■ **Dataset rows about figures**:
------------------------------

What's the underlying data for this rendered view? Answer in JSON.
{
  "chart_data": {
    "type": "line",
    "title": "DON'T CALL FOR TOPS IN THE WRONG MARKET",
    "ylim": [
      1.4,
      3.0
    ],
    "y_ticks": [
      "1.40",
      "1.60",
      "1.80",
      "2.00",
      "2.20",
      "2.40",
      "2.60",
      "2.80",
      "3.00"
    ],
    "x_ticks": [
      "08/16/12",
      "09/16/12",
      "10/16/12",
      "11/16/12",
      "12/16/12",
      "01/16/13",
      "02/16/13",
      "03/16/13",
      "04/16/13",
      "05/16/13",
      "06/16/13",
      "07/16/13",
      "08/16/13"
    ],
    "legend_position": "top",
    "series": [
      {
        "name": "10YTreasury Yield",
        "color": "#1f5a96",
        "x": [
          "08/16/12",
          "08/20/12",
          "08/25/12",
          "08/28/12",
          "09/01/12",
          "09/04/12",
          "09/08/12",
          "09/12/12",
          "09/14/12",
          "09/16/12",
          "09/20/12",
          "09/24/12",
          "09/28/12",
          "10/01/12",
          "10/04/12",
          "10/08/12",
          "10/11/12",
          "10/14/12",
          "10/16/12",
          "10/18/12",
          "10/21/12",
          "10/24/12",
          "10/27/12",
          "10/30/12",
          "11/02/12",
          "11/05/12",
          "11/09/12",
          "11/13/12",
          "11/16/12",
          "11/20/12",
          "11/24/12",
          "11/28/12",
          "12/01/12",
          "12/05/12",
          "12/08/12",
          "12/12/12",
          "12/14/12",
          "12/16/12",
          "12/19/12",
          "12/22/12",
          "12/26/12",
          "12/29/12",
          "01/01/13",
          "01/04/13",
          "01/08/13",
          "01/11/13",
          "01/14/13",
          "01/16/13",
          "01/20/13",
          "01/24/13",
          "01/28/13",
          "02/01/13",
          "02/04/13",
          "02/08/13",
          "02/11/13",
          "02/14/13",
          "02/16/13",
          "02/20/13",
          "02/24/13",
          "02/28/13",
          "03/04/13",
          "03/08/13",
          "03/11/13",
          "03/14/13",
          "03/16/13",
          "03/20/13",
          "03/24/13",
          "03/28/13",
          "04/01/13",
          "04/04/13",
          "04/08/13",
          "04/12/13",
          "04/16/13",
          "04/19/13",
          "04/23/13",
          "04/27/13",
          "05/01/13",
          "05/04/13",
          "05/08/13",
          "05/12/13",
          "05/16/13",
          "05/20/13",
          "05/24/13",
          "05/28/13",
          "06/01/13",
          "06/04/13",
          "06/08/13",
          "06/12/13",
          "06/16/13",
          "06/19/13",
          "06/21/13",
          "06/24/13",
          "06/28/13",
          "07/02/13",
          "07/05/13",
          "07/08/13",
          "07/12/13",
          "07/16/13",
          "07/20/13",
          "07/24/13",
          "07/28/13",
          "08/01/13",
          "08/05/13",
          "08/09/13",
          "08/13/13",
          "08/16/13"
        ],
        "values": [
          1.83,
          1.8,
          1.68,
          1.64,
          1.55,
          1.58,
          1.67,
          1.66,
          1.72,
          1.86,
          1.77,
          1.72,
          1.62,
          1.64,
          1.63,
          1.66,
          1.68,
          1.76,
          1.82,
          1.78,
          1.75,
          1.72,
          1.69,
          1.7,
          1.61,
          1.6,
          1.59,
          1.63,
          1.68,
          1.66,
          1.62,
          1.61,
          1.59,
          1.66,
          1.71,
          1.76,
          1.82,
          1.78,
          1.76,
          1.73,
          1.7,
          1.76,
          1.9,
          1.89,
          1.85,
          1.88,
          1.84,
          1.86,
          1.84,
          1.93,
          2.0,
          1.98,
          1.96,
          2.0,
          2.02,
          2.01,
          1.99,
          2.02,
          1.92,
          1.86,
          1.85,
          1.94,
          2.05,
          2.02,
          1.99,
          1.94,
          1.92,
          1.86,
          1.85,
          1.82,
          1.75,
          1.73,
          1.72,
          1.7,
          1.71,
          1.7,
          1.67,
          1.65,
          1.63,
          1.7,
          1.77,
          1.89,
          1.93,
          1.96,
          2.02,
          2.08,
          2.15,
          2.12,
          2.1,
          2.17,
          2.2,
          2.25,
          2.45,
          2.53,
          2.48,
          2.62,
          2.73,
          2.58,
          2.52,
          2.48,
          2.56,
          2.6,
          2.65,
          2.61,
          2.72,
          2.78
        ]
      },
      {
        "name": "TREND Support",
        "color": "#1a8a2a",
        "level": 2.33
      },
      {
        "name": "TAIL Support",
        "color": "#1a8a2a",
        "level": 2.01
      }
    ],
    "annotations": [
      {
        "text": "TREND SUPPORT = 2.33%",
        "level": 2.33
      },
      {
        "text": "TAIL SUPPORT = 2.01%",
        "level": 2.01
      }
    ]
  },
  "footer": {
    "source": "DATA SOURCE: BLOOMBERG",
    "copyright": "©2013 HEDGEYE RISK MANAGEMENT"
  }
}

------------------------------

■ **Work required**: Print every entry exactly as written.

■ **Written answer**:
What's the underlying data for this rendered view? Answer in JSON.
{
  "chart_data": {
    "type": "line",
    "title": "DON'T CALL FOR TOPS IN THE WRONG MARKET",
    "ylim": [
      1.4,
      3.0
    ],
    "y_ticks": [
      "1.40",
      "1.60",
      "1.80",
      "2.00",
      "2.20",
      "2.40",
      "2.60",
      "2.80",
      "3.00"
    ],
    "x_ticks": [
      "08/16/12",
      "09/16/12",
      "10/16/12",
      "11/16/12",
      "12/16/12",
      "01/16/13",
      "02/16/13",
      "03/16/13",
      "04/16/13",
      "05/16/13",
      "06/16/13",
      "07/16/13",
      "08/16/13"
    ],
    "legend_position": "top",
    "series": [
      {
        "name": "10YTreasury Yield",
        "color": "#1f5a96",
        "x": [
          "08/16/12",
          "08/20/12",
          "08/25/12",
          "08/28/12",
          "09/01/12",
          "09/04/12",
          "09/08/12",
          "09/12/12",
          "09/14/12",
          "09/16/12",
          "09/20/12",
          "09/24/12",
          "09/28/12",
          "10/01/12",
          "10/04/12",
          "10/08/12",
          "10/11/12",
          "10/14/12",
          "10/16/12",
          "10/18/12",
          "10/21/12",
          "10/24/12",
          "10/27/12",
          "10/30/12",
          "11/02/12",
          "11/05/12",
          "11/09/12",
          "11/13/12",
          "11/16/12",
          "11/20/12",
          "11/24/12",
          "11/28/12",
          "12/01/12",
          "12/05/12",
          "12/08/12",
          "12/12/12",
          "12/14/12",
          "12/16/12",
          "12/19/12",
          "12/22/12",
          "12/26/12",
          "12/29/12",
          "01/01/13",
          "01/04/13",
          "01/08/13",
          "01/11/13",
          "01/14/13",
          "01/16/13",
          "01/20/13",
          "01/24/13",
          "01/28/13",
          "02/01/13",
          "02/04/13",
          "02/08/13",
          "02/11/13",
          "02/14/13",
          "02/16/13",
          "02/20/13",
          "02/24/13",
          "02/28/13",
          "03/04/13",
          "03/08/13",
          "03/11/13",
          "03/14/13",
          "03/16/13",
          "03/20/13",
          "03/24/13",
          "03/28/13",
          "04/01/13",
          "04/04/13",
          "04/08/13",
          "04/12/13",
          "04/16/13",
          "04/19/13",
          "04/23/13",
          "04/27/13",
          "05/01/13",
          "05/04/13",
          "05/08/13",
          "05/12/13",
          "05/16/13",
          "05/20/13",
          "05/24/13",
          "05/28/13",
          "06/01/13",
          "06/04/13",
          "06/08/13",
          "06/12/13",
          "06/16/13",
          "06/19/13",
          "06/21/13",
          "06/24/13",
          "06/28/13",
          "07/02/13",
          "07/05/13",
          "07/08/13",
          "07/12/13",
          "07/16/13",
          "07/20/13",
          "07/24/13",
          "07/28/13",
          "08/01/13",
          "08/05/13",
          "08/09/13",
          "08/13/13",
          "08/16/13"
        ],
        "values": [
          1.83,
          1.8,
          1.68,
          1.64,
          1.55,
          1.58,
          1.67,
          1.66,
          1.72,
          1.86,
          1.77,
          1.72,
          1.62,
          1.64,
          1.63,
          1.66,
          1.68,
          1.76,
          1.82,
          1.78,
          1.75,
          1.72,
          1.69,
          1.7,
          1.61,
          1.6,
          1.59,
          1.63,
          1.68,
          1.66,
          1.62,
          1.61,
          1.59,
          1.66,
          1.71,
          1.76,
          1.82,
          1.78,
          1.76,
          1.73,
          1.7,
          1.76,
          1.9,
          1.89,
          1.85,
          1.88,
          1.84,
          1.86,
          1.84,
          1.93,
          2.0,
          1.98,
          1.96,
          2.0,
          2.02,
          2.01,
          1.99,
          2.02,
          1.92,
          1.86,
          1.85,
          1.94,
          2.05,
          2.02,
          1.99,
          1.94,
          1.92,
          1.86,
          1.85,
          1.82,
          1.75,
          1.73,
          1.72,
          1.7,
          1.71,
          1.7,
          1.67,
          1.65,
          1.63,
          1.7,
          1.77,
          1.89,
          1.93,
          1.96,
          2.02,
          2.08,
          2.15,
          2.12,
          2.1,
          2.17,
          2.2,
          2.25,
          2.45,
          2.53,
          2.48,
          2.62,
          2.73,
          2.58,
          2.52,
          2.48,
          2.56,
          2.6,
          2.65,
          2.61,
          2.72,
          2.78
        ]
      },
      {
        "name": "TREND Support",
        "color": "#1a8a2a",
        "level": 2.33
      },
      {
        "name": "TAIL Support",
        "color": "#1a8a2a",
        "level": 2.01
      }
    ],
    "annotations": [
      {
        "text": "TREND SUPPORT = 2.33%",
        "level": 2.33
      },
      {
        "text": "TAIL SUPPORT = 2.01%",
        "level": 2.01
      }
    ]
  },
  "footer": {
    "source": "DATA SOURCE: BLOOMBERG",
    "copyright": "©2013 HEDGEYE RISK MANAGEMENT"
  }
}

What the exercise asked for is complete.